→ WHAT IS ASKED
In the material below, count the lines with the word "伝票No" and state that number only.

→ SUPPLIED DATA
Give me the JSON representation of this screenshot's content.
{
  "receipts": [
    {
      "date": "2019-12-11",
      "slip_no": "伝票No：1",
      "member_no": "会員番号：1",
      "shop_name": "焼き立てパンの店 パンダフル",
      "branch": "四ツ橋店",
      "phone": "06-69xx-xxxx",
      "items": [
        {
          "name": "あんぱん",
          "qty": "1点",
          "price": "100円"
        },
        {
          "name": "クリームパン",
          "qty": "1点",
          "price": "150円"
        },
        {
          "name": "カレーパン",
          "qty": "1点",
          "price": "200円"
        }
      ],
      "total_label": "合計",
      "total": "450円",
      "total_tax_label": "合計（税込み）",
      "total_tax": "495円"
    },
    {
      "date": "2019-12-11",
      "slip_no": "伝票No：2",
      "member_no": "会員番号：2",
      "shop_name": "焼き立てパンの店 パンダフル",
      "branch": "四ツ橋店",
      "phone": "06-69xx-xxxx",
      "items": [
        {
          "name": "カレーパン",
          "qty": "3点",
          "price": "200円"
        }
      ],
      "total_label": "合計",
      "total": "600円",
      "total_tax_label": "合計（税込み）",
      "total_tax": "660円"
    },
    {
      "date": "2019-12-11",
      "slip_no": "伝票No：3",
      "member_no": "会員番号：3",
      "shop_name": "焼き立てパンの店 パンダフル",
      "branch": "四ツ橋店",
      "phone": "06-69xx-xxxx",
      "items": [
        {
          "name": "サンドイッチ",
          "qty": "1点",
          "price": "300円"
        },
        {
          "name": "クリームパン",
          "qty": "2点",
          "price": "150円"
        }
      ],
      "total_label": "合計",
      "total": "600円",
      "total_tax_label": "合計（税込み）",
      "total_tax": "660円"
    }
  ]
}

→ EXERCISE OUTPUT
3